TASKS AND EXERCISES:
a) Say whether each statement agrees with the column on China and Putin below. Answer yes or no for each, quoting the deciding words of the column exactly. (i) European Union officials have asked Beijing to broker a settlement between Kiev and Moscow. (ii) The author considers China neutral enough to act as a trusted intermediary. (iii) Putin and Xi Jinping met in Beijing in late February.
b) Answer these questions from the column on China and Putin below.
(i) What professorship does Hal Brands hold?
(ii) Which country does the author name as among the biggest losers of the conflict?
(iii) What did Putin and Xi release after their meeting?
c) Extend the column on China and Putin below, picking up after its final sentence.

PAGE EXTRACT:
========================================

China Placed a Losing Bet on Vladimir Putin

Sunday, 13 March, 2022 - 06:00
Hal Brands
Hal Brands is the Henry A. Kissinger Distinguished Professor at the Henry A. Kissinger Center for Global Affairs at Johns Hopkins University's School of Advanced International Studies and a senior fellow at the Center for Strategic and Budgetary Assessments. His latest book is "American Grand Strategy in the Age of Trump."

So far, there aren’t many winners in Russia’s brutal conflict in Ukraine. But among the biggest losers is China.

European Union officials have plaintively called on Beijing to broker a settlement between Kiev and Moscow. That’s probably wishful thinking. China isn’t neutral enough to serve as a trusted intermediary, and won’t force peace on Russian President Vladimir Putin against his wishes. For the time being, Beijing is stuck dealing with the blowback from Russia’s debacle.

This certainly isn’t what Chinese leaders expected. After Putin and President Xi Jinping huddled in Beijing in early February, they released a joint statement touting their strategic alignment.

========================================

EXTRACTED MATERIAL:
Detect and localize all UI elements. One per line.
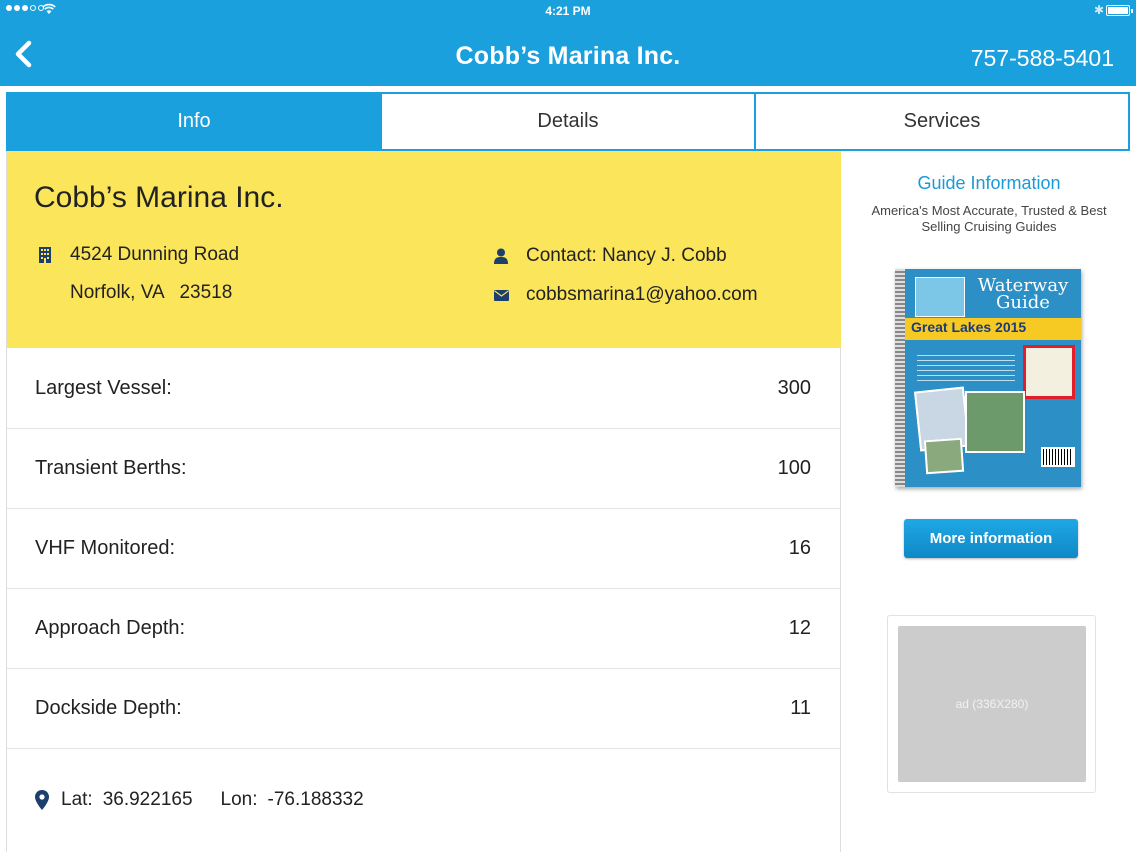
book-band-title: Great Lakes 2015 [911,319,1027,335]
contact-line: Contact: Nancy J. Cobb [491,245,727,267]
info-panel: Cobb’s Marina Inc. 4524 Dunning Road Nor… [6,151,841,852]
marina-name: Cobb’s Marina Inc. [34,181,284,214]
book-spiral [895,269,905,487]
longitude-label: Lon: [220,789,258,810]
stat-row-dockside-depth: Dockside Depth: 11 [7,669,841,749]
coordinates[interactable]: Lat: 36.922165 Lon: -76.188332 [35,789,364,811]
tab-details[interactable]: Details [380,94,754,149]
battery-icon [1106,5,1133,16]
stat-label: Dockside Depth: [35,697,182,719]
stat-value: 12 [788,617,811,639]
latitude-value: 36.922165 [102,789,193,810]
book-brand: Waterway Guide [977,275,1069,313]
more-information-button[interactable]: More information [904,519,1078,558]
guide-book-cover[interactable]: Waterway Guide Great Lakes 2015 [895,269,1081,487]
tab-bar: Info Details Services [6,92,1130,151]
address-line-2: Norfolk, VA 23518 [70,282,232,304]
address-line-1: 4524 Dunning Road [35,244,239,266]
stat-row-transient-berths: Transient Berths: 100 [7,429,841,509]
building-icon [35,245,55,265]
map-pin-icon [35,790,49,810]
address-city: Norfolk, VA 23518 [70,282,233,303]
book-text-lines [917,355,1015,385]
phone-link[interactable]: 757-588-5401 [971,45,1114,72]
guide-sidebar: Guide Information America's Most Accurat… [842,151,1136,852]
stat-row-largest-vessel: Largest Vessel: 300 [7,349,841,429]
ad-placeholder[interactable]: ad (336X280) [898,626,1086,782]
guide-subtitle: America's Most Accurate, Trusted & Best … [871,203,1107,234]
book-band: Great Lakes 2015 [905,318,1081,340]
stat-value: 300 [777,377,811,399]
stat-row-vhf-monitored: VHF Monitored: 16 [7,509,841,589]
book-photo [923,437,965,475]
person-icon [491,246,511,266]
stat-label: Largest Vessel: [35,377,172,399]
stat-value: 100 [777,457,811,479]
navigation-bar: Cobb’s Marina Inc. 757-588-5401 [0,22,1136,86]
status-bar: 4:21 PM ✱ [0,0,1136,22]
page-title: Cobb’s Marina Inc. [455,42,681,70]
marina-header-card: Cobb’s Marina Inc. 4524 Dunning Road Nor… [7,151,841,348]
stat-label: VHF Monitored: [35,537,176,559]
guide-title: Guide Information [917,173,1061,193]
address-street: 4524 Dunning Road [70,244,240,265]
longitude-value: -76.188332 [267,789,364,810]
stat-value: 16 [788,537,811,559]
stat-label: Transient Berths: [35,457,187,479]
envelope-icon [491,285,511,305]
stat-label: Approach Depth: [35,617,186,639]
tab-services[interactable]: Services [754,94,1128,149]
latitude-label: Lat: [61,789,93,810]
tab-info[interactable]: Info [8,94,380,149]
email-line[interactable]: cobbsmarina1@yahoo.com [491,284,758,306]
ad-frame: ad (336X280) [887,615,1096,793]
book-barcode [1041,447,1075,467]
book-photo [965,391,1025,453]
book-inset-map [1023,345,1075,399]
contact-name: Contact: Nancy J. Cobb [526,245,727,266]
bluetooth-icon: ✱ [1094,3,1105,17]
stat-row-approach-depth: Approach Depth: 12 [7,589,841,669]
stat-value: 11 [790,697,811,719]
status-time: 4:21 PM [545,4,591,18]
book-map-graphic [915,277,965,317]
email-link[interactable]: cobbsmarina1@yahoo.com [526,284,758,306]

========================================

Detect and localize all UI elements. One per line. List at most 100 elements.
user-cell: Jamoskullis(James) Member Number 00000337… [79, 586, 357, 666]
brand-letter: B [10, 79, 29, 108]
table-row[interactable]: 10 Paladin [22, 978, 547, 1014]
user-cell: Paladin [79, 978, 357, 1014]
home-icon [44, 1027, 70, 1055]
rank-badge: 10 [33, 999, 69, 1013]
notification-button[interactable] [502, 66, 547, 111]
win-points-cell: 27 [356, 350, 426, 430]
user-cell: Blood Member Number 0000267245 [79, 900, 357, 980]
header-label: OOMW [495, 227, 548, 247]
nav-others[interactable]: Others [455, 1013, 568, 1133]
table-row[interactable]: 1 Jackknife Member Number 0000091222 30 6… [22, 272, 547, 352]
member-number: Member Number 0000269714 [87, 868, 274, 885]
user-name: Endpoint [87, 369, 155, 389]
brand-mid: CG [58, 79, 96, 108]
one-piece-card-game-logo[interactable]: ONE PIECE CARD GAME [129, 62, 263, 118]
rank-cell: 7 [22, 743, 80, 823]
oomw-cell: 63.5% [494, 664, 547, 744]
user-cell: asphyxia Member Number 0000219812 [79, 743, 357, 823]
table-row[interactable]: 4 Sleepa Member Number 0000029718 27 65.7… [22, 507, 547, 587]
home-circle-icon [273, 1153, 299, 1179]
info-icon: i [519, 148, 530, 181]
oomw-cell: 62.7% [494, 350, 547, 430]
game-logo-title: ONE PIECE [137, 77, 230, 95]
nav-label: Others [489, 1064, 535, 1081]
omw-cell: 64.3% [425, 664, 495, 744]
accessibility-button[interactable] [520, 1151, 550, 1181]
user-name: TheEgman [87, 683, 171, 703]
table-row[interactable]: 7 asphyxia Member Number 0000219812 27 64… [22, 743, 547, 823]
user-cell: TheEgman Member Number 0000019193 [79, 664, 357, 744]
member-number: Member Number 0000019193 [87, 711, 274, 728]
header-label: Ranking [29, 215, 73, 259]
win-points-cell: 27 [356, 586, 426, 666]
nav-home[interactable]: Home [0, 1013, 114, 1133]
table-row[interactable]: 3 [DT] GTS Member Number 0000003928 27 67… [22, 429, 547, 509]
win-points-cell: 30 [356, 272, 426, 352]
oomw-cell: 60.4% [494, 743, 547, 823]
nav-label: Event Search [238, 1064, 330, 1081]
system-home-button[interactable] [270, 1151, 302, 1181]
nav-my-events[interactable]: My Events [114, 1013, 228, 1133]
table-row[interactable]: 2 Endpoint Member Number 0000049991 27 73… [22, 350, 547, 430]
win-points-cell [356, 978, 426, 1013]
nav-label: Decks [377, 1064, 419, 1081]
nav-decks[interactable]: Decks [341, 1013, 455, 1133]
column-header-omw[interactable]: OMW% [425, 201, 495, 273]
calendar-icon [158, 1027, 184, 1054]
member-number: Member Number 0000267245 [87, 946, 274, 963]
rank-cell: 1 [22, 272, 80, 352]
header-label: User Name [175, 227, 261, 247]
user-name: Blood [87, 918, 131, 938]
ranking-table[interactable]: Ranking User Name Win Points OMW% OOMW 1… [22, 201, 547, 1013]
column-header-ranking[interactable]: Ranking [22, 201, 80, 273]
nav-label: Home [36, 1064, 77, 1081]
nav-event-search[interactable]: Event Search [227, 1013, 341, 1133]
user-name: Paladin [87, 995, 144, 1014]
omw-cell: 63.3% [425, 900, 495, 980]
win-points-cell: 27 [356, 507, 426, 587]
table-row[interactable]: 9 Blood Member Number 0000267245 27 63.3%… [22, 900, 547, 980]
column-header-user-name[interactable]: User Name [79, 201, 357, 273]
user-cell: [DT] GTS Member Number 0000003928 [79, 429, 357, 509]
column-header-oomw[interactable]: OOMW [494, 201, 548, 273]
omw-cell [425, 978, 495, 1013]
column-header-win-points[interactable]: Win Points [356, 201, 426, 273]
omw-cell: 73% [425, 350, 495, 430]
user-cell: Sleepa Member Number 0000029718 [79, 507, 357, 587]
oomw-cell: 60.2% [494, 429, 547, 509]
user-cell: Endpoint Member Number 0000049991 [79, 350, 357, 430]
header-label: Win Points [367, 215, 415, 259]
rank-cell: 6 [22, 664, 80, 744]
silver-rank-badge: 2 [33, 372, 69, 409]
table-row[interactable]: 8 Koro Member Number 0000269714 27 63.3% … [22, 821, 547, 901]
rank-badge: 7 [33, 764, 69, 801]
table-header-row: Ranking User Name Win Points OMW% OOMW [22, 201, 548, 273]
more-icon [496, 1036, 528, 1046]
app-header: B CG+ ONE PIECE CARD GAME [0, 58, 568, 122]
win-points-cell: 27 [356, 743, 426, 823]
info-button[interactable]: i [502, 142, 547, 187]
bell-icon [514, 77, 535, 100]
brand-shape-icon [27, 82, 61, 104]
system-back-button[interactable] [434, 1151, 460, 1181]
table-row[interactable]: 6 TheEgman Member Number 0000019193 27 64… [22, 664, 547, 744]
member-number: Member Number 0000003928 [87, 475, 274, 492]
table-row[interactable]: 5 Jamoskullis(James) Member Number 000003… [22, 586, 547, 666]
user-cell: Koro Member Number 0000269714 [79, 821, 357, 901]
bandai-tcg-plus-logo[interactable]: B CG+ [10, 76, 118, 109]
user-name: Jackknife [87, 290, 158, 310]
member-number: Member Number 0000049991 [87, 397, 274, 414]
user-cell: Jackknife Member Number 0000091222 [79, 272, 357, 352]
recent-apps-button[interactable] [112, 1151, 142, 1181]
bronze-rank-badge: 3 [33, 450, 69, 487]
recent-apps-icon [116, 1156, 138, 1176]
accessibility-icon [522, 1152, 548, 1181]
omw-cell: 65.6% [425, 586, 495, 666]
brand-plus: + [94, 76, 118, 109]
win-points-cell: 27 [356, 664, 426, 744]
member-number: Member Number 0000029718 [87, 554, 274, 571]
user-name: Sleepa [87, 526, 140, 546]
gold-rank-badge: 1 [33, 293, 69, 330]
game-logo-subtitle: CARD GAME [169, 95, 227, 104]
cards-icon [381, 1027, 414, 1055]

========================================

RESULTS OF THE TASKS:
a)
(i) Yes: "European Union officials have plaintively called on Beijing to broker a settlement between Kiev and Moscow."
(ii) No: "China isn’t neutral enough to serve as a trusted intermediary"
(iii) No: "After Putin and President Xi Jinping huddled in Beijing in early February"

b)
(i) The Henry A. Kissinger Distinguished Professor at the Henry A. Kissinger Center for Global Affairs at Johns Hopkins University's School of Advanced International Studies.
(ii) China.
(iii) A joint statement touting their strategic alignment.

c)
There were “no forbidden areas” in the relationship: The two countries were united in their opposition to US geopolitical and ideological hegemony. That statement built on roughly a quarter-century of growing military, economic and diplomatic cooperation between China and Russia, and it created the specter that autocratic powers spanning much of Eurasia might better coordinate their intensifying challenges to the American-led global order.

What isn’t clear is whether Xi expected Putin to follow up by trying to destroy Ukraine entirely — thereby creating the impression of Sino-Russian collusion — or whether he, like many observers, was taken by surprise. The latter explanation seems more likely, given that, from Beijing’s perspective, the invasion has mostly produced geopolitical trouble.

For one thing, Putin’s attack has underscored the financial and technological dominance of the Western world. There is simply no precedent for the speed and severity with which the US and its allies have punished Putin, almost totally isolating Russia from the global economy.

Sanctions are inflicting severe damage on Russia; a stock-market collapse, import problems and a debt default all loom. China is watching from the sidelines as the world’s leading democracies have shown the willingness and ability to pummel international aggressors economically. Although China, with a larger, more diversified, more globally integrated economy, is a far harder target that Russia, Xi must be wondering what economic carnage awaits his country if it attacks Taiwan.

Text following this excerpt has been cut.